Exercise requirements: Identify each line holding the string "Montreal" and copy it.

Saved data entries

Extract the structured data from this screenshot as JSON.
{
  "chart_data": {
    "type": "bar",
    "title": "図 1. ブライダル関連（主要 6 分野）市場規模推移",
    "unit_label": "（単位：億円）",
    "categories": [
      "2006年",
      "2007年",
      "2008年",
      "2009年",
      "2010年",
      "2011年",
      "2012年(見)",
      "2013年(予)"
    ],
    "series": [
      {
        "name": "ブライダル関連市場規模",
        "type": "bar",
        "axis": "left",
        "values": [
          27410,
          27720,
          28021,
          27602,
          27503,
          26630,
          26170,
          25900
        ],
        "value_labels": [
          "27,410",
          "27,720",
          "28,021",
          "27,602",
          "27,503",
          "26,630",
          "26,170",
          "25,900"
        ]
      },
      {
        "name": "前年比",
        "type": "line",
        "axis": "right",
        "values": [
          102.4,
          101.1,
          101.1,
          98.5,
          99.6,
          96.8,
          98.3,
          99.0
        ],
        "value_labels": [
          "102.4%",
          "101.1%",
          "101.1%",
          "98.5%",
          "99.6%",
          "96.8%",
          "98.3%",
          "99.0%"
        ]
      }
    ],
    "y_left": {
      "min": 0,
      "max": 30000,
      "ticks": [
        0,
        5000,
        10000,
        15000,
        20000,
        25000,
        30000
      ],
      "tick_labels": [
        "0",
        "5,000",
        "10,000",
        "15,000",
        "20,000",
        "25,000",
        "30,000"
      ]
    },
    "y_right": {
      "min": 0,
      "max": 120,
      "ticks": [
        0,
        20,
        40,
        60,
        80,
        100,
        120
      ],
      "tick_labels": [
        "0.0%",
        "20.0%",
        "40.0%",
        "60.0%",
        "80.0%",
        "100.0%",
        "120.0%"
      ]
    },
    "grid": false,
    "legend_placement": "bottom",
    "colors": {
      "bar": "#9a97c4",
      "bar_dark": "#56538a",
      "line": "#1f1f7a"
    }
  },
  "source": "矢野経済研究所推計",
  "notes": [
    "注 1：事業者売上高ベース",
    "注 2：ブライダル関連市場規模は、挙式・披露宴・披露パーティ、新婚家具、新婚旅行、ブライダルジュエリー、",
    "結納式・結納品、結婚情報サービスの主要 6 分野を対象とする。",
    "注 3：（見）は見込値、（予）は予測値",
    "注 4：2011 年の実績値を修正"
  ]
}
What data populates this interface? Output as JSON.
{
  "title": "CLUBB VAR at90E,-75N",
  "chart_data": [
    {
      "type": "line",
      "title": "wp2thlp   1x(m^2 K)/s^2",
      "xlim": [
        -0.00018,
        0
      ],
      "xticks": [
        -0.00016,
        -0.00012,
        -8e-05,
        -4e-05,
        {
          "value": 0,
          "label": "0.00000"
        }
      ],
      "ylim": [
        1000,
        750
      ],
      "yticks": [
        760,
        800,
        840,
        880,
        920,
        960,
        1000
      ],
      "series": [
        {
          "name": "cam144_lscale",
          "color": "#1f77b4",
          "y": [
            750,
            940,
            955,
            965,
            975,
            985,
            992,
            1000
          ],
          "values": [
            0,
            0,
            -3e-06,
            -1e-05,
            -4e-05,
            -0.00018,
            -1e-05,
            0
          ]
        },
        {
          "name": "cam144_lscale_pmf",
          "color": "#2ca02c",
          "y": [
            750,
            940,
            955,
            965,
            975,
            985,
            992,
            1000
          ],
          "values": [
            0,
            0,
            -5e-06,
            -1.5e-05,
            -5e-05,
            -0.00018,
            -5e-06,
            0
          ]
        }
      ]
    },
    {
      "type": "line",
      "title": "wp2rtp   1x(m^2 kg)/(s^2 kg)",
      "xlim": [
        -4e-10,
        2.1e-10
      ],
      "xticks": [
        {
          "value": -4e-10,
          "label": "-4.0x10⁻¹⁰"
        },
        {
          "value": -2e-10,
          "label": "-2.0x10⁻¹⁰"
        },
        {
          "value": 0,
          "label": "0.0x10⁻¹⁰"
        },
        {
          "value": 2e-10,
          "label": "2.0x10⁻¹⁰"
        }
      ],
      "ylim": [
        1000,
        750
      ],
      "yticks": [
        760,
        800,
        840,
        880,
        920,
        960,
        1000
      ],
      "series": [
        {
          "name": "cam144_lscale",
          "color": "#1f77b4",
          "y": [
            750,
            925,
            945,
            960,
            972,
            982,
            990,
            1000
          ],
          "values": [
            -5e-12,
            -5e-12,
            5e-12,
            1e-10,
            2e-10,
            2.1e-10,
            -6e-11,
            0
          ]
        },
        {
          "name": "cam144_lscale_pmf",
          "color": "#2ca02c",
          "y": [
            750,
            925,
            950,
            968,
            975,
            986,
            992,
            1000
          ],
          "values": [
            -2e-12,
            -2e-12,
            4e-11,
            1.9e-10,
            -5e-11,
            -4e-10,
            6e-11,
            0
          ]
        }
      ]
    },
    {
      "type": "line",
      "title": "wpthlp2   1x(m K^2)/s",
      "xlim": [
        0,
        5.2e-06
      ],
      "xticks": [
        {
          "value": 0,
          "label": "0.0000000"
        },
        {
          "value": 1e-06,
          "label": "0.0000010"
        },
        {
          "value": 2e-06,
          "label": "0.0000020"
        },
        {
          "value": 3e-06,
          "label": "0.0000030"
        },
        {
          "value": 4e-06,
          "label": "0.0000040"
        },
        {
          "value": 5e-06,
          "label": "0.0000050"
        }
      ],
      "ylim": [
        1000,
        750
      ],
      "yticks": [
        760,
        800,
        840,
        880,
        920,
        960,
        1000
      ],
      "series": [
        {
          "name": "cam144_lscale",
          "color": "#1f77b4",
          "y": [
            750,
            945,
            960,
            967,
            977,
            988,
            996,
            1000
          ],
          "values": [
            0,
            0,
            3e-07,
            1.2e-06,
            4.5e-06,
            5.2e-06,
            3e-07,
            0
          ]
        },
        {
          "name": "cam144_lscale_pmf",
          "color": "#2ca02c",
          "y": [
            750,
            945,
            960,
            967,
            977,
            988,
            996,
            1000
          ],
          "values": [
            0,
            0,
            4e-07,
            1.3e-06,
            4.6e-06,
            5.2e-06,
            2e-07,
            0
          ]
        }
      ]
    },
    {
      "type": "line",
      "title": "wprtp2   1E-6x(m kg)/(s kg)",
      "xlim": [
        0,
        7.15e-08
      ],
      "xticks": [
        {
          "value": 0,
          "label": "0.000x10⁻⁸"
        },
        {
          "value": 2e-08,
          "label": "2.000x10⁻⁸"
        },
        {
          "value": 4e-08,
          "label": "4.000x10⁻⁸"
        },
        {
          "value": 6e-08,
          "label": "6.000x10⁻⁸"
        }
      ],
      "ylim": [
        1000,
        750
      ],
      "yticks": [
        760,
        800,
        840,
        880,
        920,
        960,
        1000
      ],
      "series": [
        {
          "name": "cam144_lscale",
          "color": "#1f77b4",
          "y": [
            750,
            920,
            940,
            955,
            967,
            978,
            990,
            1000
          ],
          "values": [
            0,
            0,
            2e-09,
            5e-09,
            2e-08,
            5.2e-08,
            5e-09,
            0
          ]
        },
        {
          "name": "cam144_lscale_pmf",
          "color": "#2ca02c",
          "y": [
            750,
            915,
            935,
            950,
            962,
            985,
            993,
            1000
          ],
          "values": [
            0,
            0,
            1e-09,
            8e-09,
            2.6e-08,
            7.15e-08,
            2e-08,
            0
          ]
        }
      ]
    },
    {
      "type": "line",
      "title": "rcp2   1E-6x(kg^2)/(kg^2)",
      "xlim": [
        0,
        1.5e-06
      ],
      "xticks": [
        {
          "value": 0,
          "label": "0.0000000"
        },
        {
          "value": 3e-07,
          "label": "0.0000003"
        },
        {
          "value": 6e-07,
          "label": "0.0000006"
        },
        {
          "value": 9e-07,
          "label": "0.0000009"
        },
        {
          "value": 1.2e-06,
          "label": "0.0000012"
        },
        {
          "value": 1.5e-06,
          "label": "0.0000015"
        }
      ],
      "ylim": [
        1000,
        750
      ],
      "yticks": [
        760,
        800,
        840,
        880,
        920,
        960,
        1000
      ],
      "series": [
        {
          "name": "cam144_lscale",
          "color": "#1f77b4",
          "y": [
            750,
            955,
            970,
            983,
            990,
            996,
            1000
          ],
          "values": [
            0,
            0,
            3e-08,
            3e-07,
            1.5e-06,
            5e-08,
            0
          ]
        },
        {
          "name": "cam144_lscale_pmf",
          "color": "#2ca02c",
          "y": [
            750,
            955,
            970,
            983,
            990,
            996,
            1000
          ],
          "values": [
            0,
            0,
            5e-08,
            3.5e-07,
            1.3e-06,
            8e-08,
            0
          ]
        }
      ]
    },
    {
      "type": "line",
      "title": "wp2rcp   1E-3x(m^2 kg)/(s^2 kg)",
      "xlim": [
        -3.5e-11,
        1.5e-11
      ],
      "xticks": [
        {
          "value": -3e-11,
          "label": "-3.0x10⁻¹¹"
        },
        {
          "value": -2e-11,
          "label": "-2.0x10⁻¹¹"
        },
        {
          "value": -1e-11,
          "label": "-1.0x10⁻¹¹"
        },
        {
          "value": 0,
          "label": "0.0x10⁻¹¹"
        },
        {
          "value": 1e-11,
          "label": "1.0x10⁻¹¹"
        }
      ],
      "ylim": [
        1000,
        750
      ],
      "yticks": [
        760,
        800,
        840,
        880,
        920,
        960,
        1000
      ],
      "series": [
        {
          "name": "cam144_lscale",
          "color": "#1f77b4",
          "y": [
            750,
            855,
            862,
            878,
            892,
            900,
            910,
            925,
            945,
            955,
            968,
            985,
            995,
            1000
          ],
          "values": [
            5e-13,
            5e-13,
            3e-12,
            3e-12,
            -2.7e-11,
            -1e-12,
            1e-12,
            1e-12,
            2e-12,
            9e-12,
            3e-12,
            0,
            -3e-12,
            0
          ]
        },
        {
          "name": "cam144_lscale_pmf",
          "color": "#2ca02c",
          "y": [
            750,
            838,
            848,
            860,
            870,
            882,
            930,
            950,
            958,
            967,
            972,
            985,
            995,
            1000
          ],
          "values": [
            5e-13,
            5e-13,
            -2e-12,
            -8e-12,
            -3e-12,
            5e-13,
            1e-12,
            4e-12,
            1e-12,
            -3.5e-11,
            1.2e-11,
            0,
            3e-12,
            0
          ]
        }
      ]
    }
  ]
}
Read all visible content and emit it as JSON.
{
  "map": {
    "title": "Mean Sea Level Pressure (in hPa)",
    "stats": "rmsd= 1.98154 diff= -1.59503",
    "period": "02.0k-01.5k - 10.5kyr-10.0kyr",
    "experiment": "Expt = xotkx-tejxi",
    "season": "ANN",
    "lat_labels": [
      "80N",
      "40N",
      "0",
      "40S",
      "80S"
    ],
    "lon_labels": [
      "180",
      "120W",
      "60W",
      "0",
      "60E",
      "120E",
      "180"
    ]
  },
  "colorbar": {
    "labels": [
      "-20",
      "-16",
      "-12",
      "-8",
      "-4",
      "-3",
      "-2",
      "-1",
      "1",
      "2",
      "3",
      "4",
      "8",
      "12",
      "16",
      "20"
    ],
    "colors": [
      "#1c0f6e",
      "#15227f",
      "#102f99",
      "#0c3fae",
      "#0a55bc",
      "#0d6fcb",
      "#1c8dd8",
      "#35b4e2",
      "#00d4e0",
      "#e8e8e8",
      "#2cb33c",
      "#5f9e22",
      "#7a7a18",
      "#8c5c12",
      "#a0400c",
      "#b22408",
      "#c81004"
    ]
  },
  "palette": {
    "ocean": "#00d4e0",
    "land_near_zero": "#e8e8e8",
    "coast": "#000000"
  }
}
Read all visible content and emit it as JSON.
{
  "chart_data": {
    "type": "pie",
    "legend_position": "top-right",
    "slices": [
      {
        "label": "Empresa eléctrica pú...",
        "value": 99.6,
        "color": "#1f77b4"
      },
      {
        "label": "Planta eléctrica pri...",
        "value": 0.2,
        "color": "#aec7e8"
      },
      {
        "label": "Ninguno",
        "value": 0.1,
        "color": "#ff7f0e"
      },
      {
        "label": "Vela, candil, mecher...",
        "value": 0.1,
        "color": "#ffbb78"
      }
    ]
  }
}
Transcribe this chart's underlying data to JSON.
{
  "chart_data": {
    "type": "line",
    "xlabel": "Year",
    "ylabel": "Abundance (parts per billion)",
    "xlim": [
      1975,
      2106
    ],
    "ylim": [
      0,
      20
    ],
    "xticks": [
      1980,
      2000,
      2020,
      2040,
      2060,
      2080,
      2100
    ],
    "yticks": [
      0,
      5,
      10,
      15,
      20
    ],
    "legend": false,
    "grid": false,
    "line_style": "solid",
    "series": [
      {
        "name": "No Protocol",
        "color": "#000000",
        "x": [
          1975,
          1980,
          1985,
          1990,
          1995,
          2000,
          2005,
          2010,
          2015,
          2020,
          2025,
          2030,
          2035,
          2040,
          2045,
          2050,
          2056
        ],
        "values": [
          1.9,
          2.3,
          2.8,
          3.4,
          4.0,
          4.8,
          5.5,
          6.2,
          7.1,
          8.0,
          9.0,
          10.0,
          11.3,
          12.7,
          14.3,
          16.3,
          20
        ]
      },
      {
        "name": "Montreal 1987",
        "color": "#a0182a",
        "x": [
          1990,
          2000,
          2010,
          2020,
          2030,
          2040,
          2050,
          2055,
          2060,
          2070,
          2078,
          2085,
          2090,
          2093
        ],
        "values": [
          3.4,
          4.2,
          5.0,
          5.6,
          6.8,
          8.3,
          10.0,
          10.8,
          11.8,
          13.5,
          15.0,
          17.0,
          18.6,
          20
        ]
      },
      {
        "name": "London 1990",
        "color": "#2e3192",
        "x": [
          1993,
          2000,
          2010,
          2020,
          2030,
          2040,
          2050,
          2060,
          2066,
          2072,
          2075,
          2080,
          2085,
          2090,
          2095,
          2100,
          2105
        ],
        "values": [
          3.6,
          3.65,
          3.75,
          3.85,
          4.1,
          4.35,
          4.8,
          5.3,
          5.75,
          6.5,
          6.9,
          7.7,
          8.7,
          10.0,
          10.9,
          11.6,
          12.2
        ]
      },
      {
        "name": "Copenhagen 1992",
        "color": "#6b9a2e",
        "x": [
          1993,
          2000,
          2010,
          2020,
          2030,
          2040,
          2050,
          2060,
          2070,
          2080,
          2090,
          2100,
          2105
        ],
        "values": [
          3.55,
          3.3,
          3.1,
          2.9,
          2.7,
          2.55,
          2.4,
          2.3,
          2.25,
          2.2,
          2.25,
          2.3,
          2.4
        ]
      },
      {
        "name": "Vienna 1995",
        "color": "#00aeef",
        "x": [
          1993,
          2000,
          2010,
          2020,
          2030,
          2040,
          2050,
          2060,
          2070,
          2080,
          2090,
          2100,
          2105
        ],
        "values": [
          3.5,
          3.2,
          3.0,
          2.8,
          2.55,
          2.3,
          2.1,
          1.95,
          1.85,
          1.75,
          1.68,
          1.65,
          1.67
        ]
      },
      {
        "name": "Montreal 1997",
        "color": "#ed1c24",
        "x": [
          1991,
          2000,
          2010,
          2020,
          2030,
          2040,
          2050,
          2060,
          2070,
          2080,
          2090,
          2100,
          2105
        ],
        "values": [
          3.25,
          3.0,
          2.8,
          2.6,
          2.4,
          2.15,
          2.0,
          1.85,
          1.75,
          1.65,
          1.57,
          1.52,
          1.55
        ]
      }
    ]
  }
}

Response for this exercise:
        "name": "Montreal 1987",
        "name": "Montreal 1997",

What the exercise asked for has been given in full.